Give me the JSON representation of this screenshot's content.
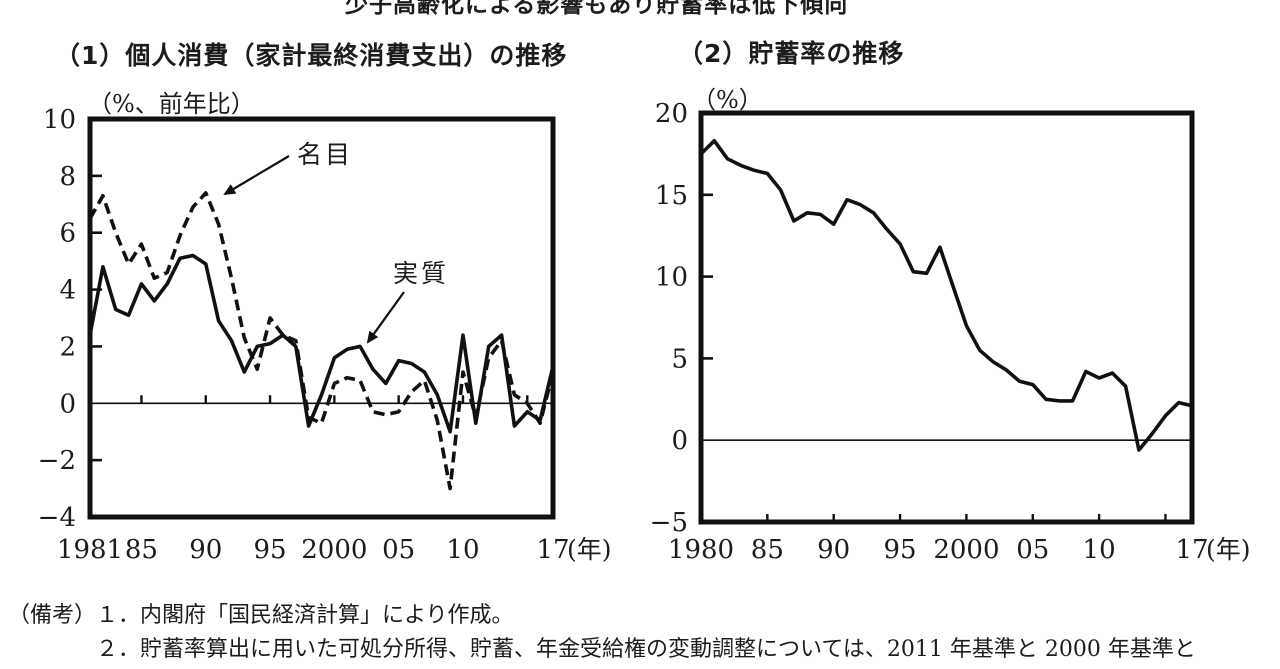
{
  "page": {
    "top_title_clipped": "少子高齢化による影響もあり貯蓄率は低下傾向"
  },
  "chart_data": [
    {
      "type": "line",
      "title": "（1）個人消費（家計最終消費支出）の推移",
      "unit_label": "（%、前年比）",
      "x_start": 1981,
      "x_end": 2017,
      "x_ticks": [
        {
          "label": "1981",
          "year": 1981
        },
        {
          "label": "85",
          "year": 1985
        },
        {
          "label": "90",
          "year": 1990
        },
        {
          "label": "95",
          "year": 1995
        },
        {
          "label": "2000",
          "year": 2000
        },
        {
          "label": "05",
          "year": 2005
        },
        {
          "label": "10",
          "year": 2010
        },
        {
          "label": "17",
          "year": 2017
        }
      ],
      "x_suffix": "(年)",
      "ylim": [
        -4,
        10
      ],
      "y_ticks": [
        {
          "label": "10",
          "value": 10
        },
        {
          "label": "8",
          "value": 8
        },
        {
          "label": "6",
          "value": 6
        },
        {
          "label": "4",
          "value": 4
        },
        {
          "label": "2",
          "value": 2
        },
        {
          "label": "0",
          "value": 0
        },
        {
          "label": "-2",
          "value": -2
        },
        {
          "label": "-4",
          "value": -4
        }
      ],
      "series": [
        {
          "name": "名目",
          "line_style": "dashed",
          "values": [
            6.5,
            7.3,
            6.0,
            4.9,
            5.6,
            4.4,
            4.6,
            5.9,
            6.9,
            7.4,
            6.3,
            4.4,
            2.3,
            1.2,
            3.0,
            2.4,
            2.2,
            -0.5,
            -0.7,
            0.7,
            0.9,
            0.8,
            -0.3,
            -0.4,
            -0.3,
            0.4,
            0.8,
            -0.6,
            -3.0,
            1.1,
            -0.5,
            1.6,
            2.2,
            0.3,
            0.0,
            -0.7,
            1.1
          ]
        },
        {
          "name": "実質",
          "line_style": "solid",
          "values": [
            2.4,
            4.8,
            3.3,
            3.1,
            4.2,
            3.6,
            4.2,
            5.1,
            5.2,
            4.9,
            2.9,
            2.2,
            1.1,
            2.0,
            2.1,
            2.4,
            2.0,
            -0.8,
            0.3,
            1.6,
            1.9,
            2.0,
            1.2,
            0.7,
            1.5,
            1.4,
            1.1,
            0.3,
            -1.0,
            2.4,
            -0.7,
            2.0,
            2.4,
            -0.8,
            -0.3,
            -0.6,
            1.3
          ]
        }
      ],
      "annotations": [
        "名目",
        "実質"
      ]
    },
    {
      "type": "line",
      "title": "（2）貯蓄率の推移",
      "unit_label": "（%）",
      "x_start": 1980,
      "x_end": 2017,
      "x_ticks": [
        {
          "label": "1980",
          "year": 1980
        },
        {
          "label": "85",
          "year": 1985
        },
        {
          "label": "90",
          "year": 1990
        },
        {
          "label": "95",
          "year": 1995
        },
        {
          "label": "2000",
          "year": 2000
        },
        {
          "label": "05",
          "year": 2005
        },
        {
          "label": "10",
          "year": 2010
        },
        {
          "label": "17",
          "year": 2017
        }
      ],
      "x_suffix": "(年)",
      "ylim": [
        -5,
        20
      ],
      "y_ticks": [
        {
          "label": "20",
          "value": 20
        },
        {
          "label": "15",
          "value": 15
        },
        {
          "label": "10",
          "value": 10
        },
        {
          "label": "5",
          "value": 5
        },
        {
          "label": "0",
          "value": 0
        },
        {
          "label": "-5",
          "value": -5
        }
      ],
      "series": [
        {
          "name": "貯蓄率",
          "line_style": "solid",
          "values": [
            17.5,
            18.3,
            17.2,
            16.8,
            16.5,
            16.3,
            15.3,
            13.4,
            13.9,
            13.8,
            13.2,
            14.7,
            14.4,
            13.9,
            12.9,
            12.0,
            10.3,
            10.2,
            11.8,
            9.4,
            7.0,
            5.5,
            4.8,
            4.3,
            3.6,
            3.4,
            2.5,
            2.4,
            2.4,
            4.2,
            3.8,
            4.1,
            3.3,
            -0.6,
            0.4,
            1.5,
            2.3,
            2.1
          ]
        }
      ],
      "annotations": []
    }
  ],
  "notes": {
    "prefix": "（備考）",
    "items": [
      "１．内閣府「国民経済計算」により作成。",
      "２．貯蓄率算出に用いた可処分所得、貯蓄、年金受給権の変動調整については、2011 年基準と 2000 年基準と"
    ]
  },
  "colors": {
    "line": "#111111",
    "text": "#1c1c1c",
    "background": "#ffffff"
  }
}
════════════════════
The listing above must be printed again exactly, minus its pictures.

Give me the JSON representation of this screenshot's content.
{
  "page": {
    "top_title_clipped": "少子高齢化による影響もあり貯蓄率は低下傾向"
  },
  "chart_data": [
    {
      "type": "line",
      "title": "（1）個人消費（家計最終消費支出）の推移",
      "unit_label": "（%、前年比）",
      "x_start": 1981,
      "x_end": 2017,
      "x_ticks": [
        {
          "label": "1981",
          "year": 1981
        },
        {
          "label": "85",
          "year": 1985
        },
        {
          "label": "90",
          "year": 1990
        },
        {
          "label": "95",
          "year": 1995
        },
        {
          "label": "2000",
          "year": 2000
        },
        {
          "label": "05",
          "year": 2005
        },
        {
          "label": "10",
          "year": 2010
        },
        {
          "label": "17",
          "year": 2017
        }
      ],
      "x_suffix": "(年)",
      "ylim": [
        -4,
        10
      ],
      "y_ticks": [
        {
          "label": "10",
          "value": 10
        },
        {
          "label": "8",
          "value": 8
        },
        {
          "label": "6",
          "value": 6
        },
        {
          "label": "4",
          "value": 4
        },
        {
          "label": "2",
          "value": 2
        },
        {
          "label": "0",
          "value": 0
        },
        {
          "label": "-2",
          "value": -2
        },
        {
          "label": "-4",
          "value": -4
        }
      ],
      "series": [
        {
          "name": "名目",
          "line_style": "dashed",
          "values": [
            6.5,
            7.3,
            6.0,
            4.9,
            5.6,
            4.4,
            4.6,
            5.9,
            6.9,
            7.4,
            6.3,
            4.4,
            2.3,
            1.2,
            3.0,
            2.4,
            2.2,
            -0.5,
            -0.7,
            0.7,
            0.9,
            0.8,
            -0.3,
            -0.4,
            -0.3,
            0.4,
            0.8,
            -0.6,
            -3.0,
            1.1,
            -0.5,
            1.6,
            2.2,
            0.3,
            0.0,
            -0.7,
            1.1
          ]
        },
        {
          "name": "実質",
          "line_style": "solid",
          "values": [
            2.4,
            4.8,
            3.3,
            3.1,
            4.2,
            3.6,
            4.2,
            5.1,
            5.2,
            4.9,
            2.9,
            2.2,
            1.1,
            2.0,
            2.1,
            2.4,
            2.0,
            -0.8,
            0.3,
            1.6,
            1.9,
            2.0,
            1.2,
            0.7,
            1.5,
            1.4,
            1.1,
            0.3,
            -1.0,
            2.4,
            -0.7,
            2.0,
            2.4,
            -0.8,
            -0.3,
            -0.6,
            1.3
          ]
        }
      ],
      "annotations": [
        "名目",
        "実質"
      ]
    },
    {
      "type": "line",
      "title": "（2）貯蓄率の推移",
      "unit_label": "（%）",
      "x_start": 1980,
      "x_end": 2017,
      "x_ticks": [
        {
          "label": "1980",
          "year": 1980
        },
        {
          "label": "85",
          "year": 1985
        },
        {
          "label": "90",
          "year": 1990
        },
        {
          "label": "95",
          "year": 1995
        },
        {
          "label": "2000",
          "year": 2000
        },
        {
          "label": "05",
          "year": 2005
        },
        {
          "label": "10",
          "year": 2010
        },
        {
          "label": "17",
          "year": 2017
        }
      ],
      "x_suffix": "(年)",
      "ylim": [
        -5,
        20
      ],
      "y_ticks": [
        {
          "label": "20",
          "value": 20
        },
        {
          "label": "15",
          "value": 15
        },
        {
          "label": "10",
          "value": 10
        },
        {
          "label": "5",
          "value": 5
        },
        {
          "label": "0",
          "value": 0
        },
        {
          "label": "-5",
          "value": -5
        }
      ],
      "series": [
        {
          "name": "貯蓄率",
          "line_style": "solid",
          "values": [
            17.5,
            18.3,
            17.2,
            16.8,
            16.5,
            16.3,
            15.3,
            13.4,
            13.9,
            13.8,
            13.2,
            14.7,
            14.4,
            13.9,
            12.9,
            12.0,
            10.3,
            10.2,
            11.8,
            9.4,
            7.0,
            5.5,
            4.8,
            4.3,
            3.6,
            3.4,
            2.5,
            2.4,
            2.4,
            4.2,
            3.8,
            4.1,
            3.3,
            -0.6,
            0.4,
            1.5,
            2.3,
            2.1
          ]
        }
      ],
      "annotations": []
    }
  ],
  "notes": {
    "prefix": "（備考）",
    "items": [
      "１．内閣府「国民経済計算」により作成。",
      "２．貯蓄率算出に用いた可処分所得、貯蓄、年金受給権の変動調整については、2011 年基準と 2000 年基準と"
    ]
  },
  "colors": {
    "line": "#111111",
    "text": "#1c1c1c",
    "background": "#ffffff"
  }
}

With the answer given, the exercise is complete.